■ Reading text
------
Another idea worth considering is to just make the low-level functions
do truncation, ie the fix in hashname would look more like

-    Assert(keylen < NAMEDATALEN);
+    if (keylen >= NAMEDATALEN)
+        keylen = pg_mbcliplen(key, keylen, NAMEDATALEN - 1);

and we'd need something similar in the name comparison functions.
But that would be slightly annoying from a performance standpoint.
Not so much the extra pg_mbcliplen calls, because we could assume
those wouldn't happen in any performance-interesting cases; but
there are no strlen calls in the name comparison functions right now,
so we'd have to add some, and those would get hit every time through.
        regards, tom lane



Re: [HACKERS] Incautious handling of overlength identifiers

От
Tom Lane
Дата:
I wrote:
> Another idea worth considering is to just make the low-level functions
> do truncation ...
------
■ Exercise details
Transcribe the message on overlength identifiers from "Not so much" up to and including "every time through.".
------
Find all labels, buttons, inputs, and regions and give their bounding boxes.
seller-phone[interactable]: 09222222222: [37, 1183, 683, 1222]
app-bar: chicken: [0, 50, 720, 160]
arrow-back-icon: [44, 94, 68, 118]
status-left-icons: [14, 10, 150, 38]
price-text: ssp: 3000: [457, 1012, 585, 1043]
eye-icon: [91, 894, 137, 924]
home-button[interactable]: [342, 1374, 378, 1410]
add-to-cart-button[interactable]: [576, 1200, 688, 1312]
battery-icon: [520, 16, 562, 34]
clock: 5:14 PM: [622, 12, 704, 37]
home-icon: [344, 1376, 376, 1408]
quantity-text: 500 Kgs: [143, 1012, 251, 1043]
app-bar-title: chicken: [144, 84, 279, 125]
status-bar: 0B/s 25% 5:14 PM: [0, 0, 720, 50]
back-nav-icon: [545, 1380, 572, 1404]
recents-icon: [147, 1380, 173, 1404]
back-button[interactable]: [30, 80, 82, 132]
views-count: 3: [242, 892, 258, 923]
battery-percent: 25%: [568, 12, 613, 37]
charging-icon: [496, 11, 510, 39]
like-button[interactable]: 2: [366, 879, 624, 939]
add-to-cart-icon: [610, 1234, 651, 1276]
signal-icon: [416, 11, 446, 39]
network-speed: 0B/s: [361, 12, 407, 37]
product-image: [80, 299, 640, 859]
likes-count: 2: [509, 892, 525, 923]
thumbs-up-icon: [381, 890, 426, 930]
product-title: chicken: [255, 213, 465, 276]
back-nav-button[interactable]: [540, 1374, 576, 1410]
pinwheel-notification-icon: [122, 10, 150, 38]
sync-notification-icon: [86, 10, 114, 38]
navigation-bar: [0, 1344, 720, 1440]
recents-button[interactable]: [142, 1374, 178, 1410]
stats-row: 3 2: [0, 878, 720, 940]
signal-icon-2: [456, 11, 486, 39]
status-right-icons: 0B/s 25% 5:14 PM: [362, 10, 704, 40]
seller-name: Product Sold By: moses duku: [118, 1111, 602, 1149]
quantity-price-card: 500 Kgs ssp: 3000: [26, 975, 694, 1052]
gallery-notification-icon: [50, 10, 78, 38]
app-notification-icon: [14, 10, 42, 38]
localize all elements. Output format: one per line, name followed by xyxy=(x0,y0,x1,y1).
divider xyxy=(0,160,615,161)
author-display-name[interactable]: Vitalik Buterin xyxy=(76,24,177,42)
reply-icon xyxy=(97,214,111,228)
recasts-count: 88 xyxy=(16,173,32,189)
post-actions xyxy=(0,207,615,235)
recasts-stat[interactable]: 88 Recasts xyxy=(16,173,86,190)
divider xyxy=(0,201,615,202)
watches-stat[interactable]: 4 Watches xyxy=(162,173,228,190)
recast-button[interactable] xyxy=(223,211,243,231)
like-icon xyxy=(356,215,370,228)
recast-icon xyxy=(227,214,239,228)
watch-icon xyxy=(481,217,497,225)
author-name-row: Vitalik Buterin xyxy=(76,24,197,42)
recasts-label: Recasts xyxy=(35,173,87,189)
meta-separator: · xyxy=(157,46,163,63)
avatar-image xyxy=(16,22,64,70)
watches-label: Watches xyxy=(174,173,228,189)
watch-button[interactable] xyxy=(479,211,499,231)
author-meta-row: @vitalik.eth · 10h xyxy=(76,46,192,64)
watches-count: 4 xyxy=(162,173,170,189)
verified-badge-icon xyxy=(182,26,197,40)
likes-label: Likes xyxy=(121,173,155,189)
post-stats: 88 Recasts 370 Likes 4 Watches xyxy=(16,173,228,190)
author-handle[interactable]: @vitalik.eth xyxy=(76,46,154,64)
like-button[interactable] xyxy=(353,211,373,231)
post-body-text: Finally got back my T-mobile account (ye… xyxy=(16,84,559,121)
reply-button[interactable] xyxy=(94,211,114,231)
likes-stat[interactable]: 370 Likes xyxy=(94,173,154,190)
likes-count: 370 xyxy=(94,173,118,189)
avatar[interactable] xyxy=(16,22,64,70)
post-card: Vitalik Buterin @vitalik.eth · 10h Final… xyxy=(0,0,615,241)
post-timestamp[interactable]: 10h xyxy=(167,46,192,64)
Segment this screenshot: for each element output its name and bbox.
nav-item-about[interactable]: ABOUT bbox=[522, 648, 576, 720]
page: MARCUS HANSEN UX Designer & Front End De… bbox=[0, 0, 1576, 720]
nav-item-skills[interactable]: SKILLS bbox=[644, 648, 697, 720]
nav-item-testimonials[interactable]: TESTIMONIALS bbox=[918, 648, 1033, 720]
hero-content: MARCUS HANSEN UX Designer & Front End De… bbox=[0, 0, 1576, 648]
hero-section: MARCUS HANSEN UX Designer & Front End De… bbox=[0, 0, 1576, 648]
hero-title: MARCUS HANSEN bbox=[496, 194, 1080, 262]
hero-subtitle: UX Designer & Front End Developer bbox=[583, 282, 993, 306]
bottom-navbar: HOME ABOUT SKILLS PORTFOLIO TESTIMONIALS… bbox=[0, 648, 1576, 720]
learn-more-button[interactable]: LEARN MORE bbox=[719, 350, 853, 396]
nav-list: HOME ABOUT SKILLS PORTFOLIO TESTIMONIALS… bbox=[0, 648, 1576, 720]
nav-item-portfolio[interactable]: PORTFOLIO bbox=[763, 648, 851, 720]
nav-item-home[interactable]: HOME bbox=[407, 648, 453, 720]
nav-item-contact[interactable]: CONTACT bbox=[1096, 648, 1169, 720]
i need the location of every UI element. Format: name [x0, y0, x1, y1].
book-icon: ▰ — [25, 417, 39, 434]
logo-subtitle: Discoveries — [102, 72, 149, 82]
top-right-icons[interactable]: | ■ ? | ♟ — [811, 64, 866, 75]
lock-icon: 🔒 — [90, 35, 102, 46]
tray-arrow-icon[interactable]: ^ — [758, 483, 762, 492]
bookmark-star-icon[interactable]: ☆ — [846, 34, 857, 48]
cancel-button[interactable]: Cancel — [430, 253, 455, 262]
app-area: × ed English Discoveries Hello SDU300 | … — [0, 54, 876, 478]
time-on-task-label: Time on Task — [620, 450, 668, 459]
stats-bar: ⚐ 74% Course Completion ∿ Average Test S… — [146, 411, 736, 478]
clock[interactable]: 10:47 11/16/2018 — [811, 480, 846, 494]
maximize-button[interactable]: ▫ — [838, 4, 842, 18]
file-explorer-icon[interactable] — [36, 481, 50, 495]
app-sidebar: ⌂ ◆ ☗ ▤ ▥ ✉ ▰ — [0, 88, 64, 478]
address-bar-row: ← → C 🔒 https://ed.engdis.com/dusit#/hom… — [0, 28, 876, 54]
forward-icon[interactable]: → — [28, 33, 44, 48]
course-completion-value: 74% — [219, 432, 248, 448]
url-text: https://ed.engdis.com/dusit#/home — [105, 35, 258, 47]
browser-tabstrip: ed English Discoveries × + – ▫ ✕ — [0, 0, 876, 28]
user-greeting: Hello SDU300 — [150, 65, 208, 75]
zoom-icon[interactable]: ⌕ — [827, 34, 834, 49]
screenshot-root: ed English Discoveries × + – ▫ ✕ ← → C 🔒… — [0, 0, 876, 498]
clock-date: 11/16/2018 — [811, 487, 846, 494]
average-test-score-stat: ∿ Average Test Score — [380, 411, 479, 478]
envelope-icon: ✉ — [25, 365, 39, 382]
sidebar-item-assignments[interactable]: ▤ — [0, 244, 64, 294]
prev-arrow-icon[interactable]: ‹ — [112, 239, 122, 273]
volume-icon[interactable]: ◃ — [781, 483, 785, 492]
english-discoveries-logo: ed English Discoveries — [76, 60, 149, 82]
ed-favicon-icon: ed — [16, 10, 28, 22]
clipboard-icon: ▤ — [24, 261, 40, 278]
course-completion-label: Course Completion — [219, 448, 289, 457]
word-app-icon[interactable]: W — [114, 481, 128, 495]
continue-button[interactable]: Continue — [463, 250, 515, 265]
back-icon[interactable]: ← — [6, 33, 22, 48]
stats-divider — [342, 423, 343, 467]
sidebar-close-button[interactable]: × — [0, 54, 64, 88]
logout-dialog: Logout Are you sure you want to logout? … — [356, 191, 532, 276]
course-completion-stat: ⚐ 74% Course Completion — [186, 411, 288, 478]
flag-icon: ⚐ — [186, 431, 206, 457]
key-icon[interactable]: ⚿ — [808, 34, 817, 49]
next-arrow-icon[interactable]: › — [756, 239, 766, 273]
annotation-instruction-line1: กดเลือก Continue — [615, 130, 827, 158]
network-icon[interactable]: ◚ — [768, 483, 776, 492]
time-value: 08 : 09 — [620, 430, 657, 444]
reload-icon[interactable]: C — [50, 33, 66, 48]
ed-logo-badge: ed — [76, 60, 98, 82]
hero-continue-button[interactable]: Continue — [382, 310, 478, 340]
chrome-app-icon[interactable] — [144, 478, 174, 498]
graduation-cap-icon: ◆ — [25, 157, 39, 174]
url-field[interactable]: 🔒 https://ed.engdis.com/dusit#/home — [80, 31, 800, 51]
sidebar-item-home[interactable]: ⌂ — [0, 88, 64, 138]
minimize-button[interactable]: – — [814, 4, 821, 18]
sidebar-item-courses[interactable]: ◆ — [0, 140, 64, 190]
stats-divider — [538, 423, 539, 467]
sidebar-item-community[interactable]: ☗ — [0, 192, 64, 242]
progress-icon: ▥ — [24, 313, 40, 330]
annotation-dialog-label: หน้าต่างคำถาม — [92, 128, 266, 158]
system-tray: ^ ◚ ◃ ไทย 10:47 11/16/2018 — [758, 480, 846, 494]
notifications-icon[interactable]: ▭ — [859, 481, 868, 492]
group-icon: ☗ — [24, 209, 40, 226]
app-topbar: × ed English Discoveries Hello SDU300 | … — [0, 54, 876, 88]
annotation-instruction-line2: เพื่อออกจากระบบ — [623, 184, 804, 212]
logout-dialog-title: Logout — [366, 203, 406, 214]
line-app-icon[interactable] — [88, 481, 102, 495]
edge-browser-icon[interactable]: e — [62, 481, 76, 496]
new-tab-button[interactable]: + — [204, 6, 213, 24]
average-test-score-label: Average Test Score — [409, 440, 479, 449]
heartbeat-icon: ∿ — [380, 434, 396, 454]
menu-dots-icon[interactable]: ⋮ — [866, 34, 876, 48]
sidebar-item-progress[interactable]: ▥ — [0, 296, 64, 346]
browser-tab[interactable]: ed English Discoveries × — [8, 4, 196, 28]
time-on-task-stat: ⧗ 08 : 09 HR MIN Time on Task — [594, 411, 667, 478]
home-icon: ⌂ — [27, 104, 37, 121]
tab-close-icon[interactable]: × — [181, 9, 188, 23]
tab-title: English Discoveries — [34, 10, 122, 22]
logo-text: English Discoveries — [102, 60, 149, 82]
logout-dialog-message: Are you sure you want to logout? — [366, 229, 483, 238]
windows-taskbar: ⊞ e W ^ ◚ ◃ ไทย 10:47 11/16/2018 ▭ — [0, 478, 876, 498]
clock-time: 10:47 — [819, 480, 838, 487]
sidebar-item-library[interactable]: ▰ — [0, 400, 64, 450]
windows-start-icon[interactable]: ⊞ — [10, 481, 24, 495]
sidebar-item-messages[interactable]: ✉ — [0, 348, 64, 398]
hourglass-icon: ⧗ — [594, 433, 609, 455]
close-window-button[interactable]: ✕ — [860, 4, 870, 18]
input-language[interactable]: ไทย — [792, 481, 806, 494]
------
■ Answer to the problem
Not so much the extra pg_mbcliplen calls, because we could assume
those wouldn't happen in any performance-interesting cases; but
there are no strlen calls in the name comparison functions right now,
so we'd have to add some, and those would get hit every time through.